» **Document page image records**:

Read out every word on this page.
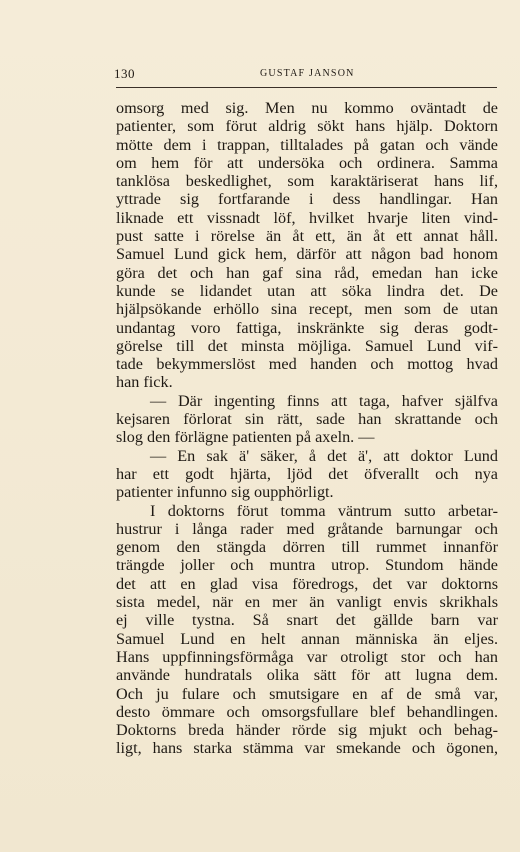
130	GUSTAF JANSON
omsorg med sig. Men nu kommo oväntadt de
patienter, som förut aldrig sökt hans hjälp. Doktorn
mötte dem i trappan, tilltalades på gatan och vände
om hem för att undersöka och ordinera. Samma
tanklösa beskedlighet, som karaktäriserat hans lif,
yttrade sig fortfarande i dess handlingar. Han
liknade ett vissnadt löf, hvilket hvarje liten vind-
pust satte i rörelse än åt ett, än åt ett annat håll.
Samuel Lund gick hem, därför att någon bad honom
göra det och han gaf sina råd, emedan han icke
kunde se lidandet utan att söka lindra det. De
hjälpsökande erhöllo sina recept, men som de utan
undantag voro fattiga, inskränkte sig deras godt-
görelse till det minsta möjliga. Samuel Lund vif-
tade bekymmerslöst med handen och mottog hvad
han fick.
— Där ingenting finns att taga, hafver själfva
kejsaren förlorat sin rätt, sade han skrattande och
slog den förlägne patienten på axeln. —
— En sak ä' säker, å det ä', att doktor Lund
har ett godt hjärta, ljöd det öfverallt och nya
patienter infunno sig oupphörligt.
I doktorns förut tomma väntrum sutto arbetar-
hustrur i långa rader med gråtande barnungar och
genom den stängda dörren till rummet innanför
trängde joller och muntra utrop. Stundom hände
det att en glad visa föredrogs, det var doktorns
sista medel, när en mer än vanligt envis skrikhals
ej ville tystna. Så snart det gällde barn var
Samuel Lund en helt annan människa än eljes.
Hans uppfinningsförmåga var otroligt stor och han
använde hundratals olika sätt för att lugna dem.
Och ju fulare och smutsigare en af de små var,
desto ömmare och omsorgsfullare blef behandlingen.
Doktorns breda händer rörde sig mjukt och behag-
ligt, hans starka stämma var smekande och ögonen,
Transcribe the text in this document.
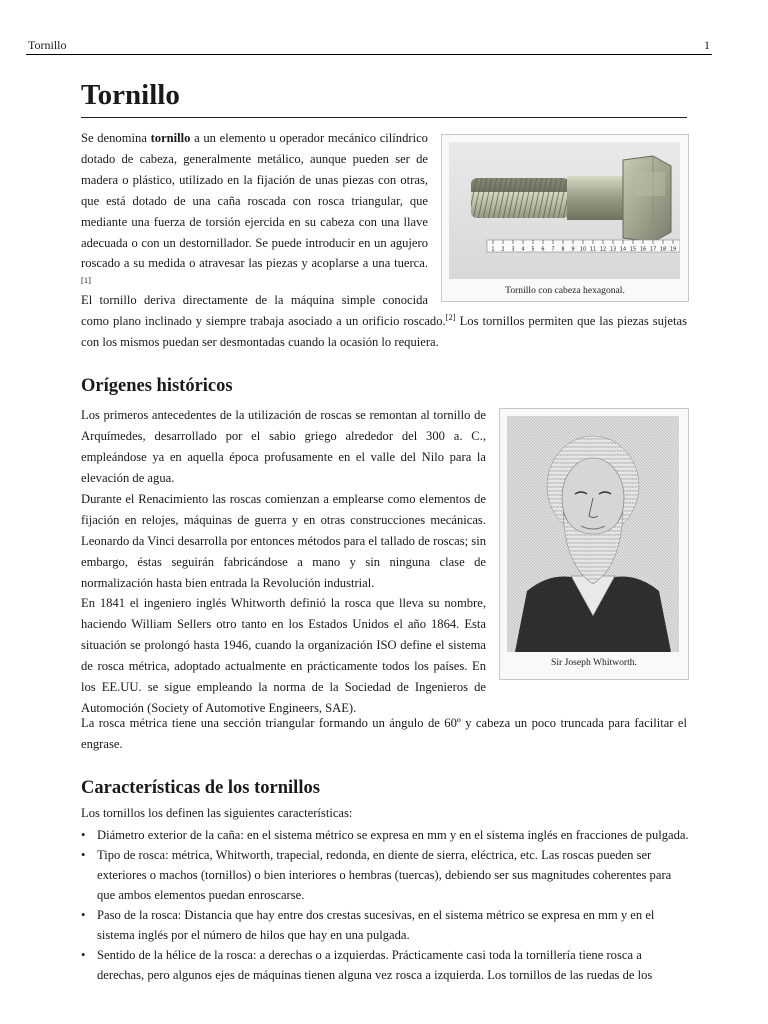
Tornillo	1
Tornillo

Se denomina tornillo a un elemento u operador mecánico cilíndrico dotado de cabeza, generalmente metálico, aunque pueden ser de madera o plástico, utilizado en la fijación de unas piezas con otras, que está dotado de una caña roscada con rosca triangular, que mediante una fuerza de torsión ejercida en su cabeza con una llave adecuada o con un destornillador. Se puede introducir en un agujero roscado a su medida o atravesar las piezas y acoplarse a una tuerca.[1]

El tornillo deriva directamente de la máquina simple conocida

como plano inclinado y siempre trabaja asociado a un orificio roscado.[2] Los tornillos permiten que las piezas sujetas con los mismos puedan ser desmontadas cuando la ocasión lo requiera.

1 2 3 4 5 6 7 8 9 10 11 12 13 14 15 16 17 18 19
Tornillo con cabeza hexagonal.
Orígenes históricos

Los primeros antecedentes de la utilización de roscas se remontan al tornillo de Arquímedes, desarrollado por el sabio griego alrededor del 300 a. C., empleándose ya en aquella época profusamente en el valle del Nilo para la elevación de agua.

Durante el Renacimiento las roscas comienzan a emplearse como elementos de fijación en relojes, máquinas de guerra y en otras construcciones mecánicas. Leonardo da Vinci desarrolla por entonces métodos para el tallado de roscas; sin embargo, éstas seguirán fabricándose a mano y sin ninguna clase de normalización hasta bien entrada la Revolución industrial.

En 1841 el ingeniero inglés Whitworth definió la rosca que lleva su nombre, haciendo William Sellers otro tanto en los Estados Unidos el año 1864. Esta situación se prolongó hasta 1946, cuando la organización ISO define el sistema de rosca métrica, adoptado actualmente en prácticamente todos los países. En los EE.UU. se sigue empleando la norma de la Sociedad de Ingenieros de Automoción (Society of Automotive Engineers, SAE).

La rosca métrica tiene una sección triangular formando un ángulo de 60º y cabeza un poco truncada para facilitar el engrase.

Sir Joseph Whitworth.
Características de los tornillos

Los tornillos los definen las siguientes características:

• Diámetro exterior de la caña: en el sistema métrico se expresa en mm y en el sistema inglés en fracciones de pulgada.
• Tipo de rosca: métrica, Whitworth, trapecial, redonda, en diente de sierra, eléctrica, etc. Las roscas pueden ser exteriores o machos (tornillos) o bien interiores o hembras (tuercas), debiendo ser sus magnitudes coherentes para que ambos elementos puedan enroscarse.
• Paso de la rosca: Distancia que hay entre dos crestas sucesivas, en el sistema métrico se expresa en mm y en el sistema inglés por el número de hilos que hay en una pulgada.
• Sentido de la hélice de la rosca: a derechas o a izquierdas. Prácticamente casi toda la tornillería tiene rosca a derechas, pero algunos ejes de máquinas tienen alguna vez rosca a izquierda. Los tornillos de las ruedas de los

» **BRIEF**:
What lines of the data include the word "tiene"? Copy each of them.

» **TASK OUTPUT**:
La rosca métrica tiene una sección triangular formando un ángulo de 60º y cabeza un poco truncada para facilitar el engrase.
• Sentido de la hélice de la rosca: a derechas o a izquierdas. Prácticamente casi toda la tornillería tiene rosca a derechas, pero algunos ejes de máquinas tienen alguna vez rosca a izquierda. Los tornillos de las ruedas de los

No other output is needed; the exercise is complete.